The exercise: Count each line in which the word "образомъ" appears. Reply with the total and nothing more.

Records shown:
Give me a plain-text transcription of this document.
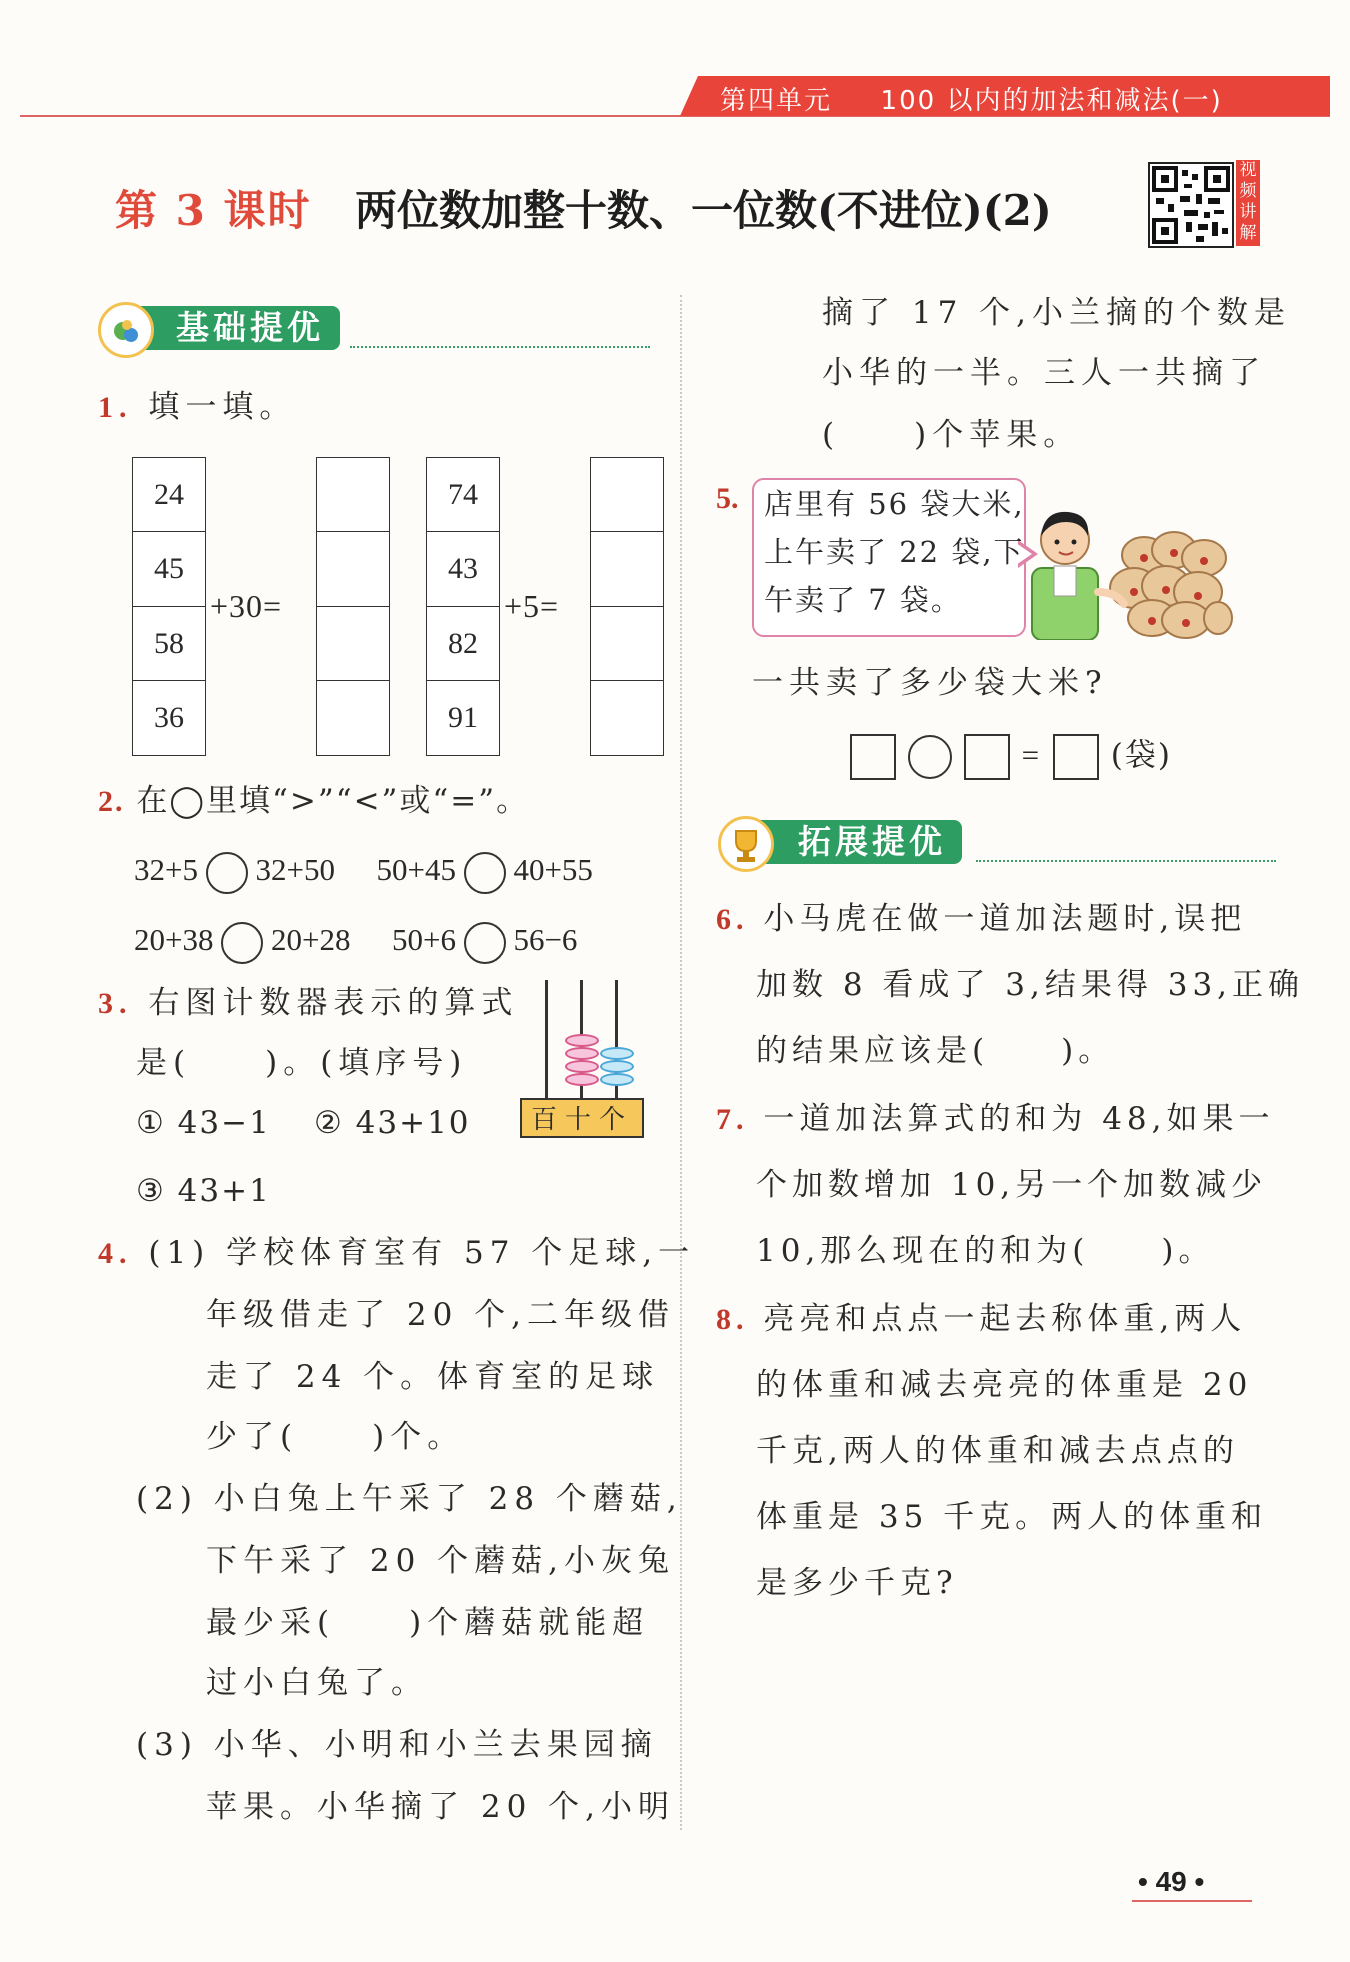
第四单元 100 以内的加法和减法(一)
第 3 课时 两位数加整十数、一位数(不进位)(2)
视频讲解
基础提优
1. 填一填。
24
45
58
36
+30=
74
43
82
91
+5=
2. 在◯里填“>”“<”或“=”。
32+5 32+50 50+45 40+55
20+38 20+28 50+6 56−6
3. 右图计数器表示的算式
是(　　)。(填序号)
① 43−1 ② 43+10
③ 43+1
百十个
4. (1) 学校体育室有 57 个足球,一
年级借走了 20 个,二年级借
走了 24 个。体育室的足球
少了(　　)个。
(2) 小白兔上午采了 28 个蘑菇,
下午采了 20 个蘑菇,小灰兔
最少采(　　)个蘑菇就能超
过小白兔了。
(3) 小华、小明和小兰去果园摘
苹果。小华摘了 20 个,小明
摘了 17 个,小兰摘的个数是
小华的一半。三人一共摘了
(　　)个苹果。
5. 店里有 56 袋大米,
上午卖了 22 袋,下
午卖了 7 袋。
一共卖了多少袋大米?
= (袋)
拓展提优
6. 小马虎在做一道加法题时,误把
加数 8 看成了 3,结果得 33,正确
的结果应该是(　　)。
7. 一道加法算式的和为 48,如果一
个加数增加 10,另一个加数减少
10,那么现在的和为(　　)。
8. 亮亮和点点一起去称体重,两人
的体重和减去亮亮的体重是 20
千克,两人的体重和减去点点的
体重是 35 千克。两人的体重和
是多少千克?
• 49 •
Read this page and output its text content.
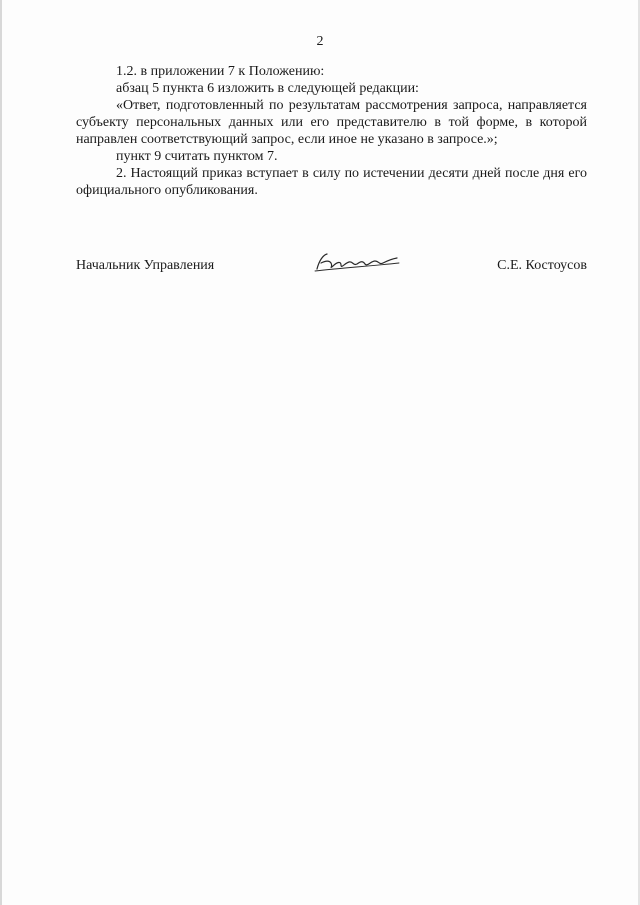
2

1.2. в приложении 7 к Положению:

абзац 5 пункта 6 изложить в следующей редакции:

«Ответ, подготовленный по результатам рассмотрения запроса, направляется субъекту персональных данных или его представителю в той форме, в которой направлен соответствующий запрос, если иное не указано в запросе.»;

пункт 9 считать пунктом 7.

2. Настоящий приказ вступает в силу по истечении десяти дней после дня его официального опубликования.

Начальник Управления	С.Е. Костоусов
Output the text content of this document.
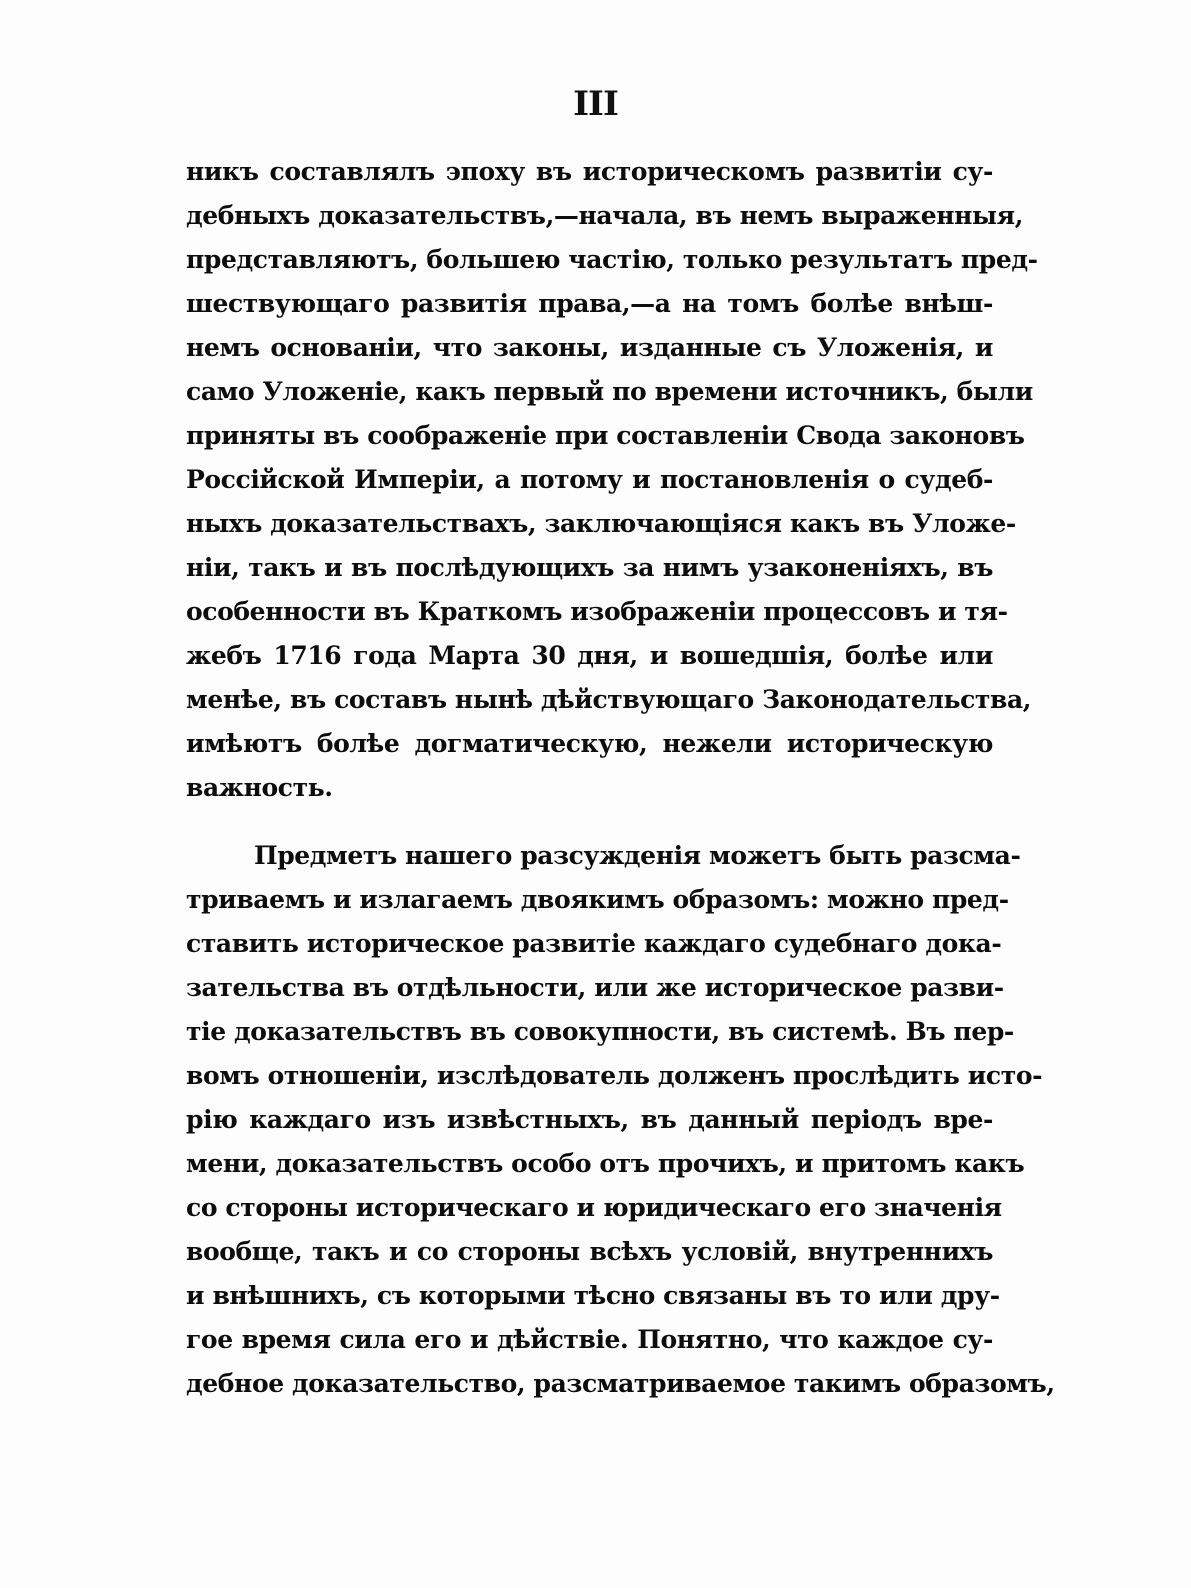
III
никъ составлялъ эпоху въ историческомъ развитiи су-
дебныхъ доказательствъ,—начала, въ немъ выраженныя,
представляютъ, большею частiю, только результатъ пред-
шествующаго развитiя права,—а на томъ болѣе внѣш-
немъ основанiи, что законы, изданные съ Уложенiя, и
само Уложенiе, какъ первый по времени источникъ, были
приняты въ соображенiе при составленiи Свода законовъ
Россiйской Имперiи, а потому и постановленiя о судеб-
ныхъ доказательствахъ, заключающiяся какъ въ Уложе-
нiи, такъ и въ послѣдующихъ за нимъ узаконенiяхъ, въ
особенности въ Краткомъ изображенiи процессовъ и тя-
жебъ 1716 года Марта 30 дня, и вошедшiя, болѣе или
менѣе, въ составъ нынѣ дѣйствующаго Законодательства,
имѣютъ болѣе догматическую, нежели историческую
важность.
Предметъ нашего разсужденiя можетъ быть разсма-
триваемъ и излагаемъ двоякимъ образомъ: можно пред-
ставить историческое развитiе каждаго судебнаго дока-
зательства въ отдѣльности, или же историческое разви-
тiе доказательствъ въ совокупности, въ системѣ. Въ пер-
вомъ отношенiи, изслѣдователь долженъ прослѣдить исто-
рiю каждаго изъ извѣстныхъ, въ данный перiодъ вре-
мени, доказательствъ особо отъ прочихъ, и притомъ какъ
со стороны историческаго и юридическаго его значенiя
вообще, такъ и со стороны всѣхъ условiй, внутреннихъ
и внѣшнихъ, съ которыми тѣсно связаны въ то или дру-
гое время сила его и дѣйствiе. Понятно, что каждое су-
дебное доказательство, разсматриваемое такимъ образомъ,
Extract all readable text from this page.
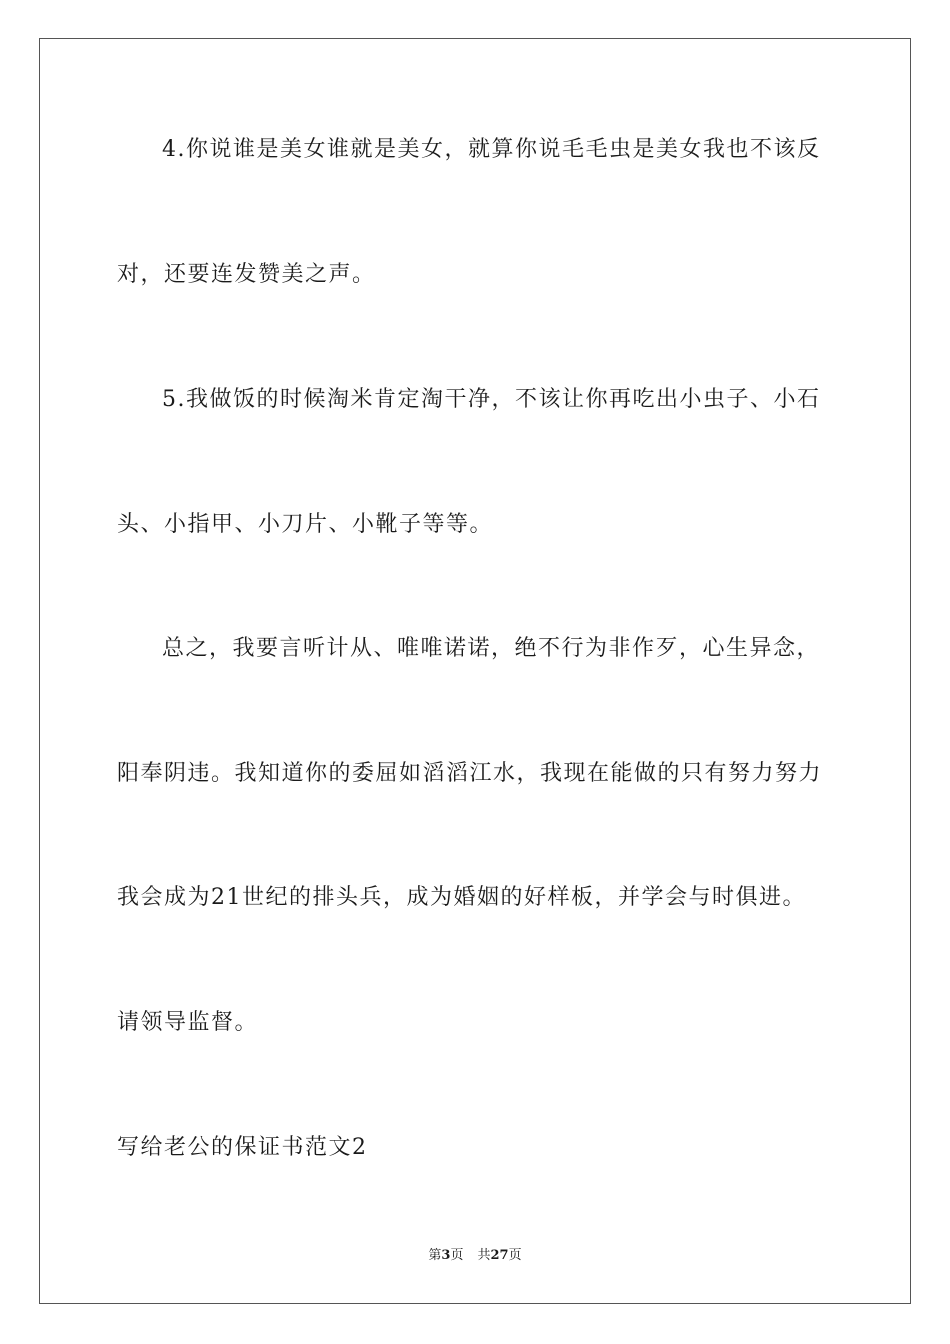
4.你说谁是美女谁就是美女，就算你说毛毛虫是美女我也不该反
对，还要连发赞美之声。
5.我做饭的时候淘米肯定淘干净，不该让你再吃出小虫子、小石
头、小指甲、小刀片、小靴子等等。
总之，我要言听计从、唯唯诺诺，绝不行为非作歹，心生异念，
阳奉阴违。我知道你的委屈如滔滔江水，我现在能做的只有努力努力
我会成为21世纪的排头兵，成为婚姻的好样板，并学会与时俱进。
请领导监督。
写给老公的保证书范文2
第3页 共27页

Response to the task: 2